== Exercise description ==
Copy the entries below exactly, from the first line through the line containing "traj-legend-ico-label: ICO (388, 2052, 401, 2060)", with both ends included.
-- BEGIN Material shown --
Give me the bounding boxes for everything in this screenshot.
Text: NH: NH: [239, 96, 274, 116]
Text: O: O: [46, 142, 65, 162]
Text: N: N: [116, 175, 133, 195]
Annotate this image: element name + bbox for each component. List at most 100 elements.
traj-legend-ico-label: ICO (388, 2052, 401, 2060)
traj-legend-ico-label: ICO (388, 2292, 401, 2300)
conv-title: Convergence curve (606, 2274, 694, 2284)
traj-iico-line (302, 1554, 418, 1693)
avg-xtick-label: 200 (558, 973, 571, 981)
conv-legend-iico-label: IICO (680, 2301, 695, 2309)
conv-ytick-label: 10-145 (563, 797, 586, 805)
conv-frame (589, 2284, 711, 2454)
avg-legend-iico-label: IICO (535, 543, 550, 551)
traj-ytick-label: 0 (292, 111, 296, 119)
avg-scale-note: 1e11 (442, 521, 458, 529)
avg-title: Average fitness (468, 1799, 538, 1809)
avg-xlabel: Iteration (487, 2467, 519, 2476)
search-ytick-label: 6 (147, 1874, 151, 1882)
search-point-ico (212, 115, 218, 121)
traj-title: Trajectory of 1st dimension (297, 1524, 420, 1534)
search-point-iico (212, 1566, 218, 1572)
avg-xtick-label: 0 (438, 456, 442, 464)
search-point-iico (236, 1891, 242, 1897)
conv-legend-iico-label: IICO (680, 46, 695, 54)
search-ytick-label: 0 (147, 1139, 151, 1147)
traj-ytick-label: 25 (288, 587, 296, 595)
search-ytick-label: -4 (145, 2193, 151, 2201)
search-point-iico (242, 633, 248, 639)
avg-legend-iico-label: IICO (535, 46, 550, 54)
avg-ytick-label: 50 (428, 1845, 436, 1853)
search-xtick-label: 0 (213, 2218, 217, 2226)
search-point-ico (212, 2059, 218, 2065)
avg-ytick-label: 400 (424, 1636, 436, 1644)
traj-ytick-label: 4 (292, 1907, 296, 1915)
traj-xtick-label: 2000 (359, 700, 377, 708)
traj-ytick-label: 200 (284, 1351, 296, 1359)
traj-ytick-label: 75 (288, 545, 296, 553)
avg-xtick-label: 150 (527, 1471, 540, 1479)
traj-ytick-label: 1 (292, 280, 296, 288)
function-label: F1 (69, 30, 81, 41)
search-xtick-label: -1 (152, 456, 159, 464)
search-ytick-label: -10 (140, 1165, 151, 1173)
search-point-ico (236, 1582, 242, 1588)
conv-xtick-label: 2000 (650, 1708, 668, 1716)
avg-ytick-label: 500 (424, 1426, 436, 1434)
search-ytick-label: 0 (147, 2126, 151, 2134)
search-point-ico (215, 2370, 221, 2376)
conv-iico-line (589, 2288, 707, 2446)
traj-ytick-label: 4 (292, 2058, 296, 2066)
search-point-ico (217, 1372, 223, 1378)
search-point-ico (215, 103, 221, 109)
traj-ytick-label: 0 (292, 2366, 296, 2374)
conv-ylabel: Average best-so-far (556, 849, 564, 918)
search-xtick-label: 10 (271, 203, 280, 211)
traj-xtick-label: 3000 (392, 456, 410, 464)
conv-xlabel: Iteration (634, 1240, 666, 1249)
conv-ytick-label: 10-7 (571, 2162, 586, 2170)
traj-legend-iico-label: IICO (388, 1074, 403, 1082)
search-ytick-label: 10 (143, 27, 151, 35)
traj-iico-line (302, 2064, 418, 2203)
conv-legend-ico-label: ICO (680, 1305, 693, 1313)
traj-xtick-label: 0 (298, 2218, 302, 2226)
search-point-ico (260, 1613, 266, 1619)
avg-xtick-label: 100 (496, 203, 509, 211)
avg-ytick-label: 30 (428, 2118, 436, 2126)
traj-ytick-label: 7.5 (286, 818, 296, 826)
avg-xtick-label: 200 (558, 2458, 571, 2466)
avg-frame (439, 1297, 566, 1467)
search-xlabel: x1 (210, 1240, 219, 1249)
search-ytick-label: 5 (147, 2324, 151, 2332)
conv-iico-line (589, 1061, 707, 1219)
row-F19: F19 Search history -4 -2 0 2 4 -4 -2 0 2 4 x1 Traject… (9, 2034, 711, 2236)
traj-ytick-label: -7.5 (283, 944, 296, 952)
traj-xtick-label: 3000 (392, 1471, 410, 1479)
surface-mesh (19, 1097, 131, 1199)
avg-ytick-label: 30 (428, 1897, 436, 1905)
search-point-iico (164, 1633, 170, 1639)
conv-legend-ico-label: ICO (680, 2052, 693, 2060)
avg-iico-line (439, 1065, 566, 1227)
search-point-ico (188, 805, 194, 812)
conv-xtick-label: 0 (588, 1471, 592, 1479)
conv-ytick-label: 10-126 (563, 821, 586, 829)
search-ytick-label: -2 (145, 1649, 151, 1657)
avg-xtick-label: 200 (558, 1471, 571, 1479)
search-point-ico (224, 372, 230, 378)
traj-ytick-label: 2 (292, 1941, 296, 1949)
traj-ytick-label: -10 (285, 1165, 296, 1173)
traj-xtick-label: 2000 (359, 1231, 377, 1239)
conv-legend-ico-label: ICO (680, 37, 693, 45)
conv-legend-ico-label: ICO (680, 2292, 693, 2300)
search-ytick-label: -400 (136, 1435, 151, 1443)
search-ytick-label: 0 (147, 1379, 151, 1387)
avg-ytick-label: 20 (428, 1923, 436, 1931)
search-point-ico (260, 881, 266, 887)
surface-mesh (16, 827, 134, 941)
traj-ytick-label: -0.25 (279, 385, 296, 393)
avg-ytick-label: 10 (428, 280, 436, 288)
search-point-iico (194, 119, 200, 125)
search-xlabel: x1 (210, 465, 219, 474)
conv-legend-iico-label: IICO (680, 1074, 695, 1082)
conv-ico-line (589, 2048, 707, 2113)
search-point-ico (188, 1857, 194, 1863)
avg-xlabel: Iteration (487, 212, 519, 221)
-- END Material shown --
== Task output ==
Give me the bounding boxes for everything in this screenshot.
Text: NH: NH: [239, 96, 274, 116]
Text: O: O: [46, 142, 65, 162]
Text: N: N: [116, 175, 133, 195]
Annotate this image: element name + bbox for each component. List at most 100 elements.
traj-legend-ico-label: ICO (388, 2052, 401, 2060)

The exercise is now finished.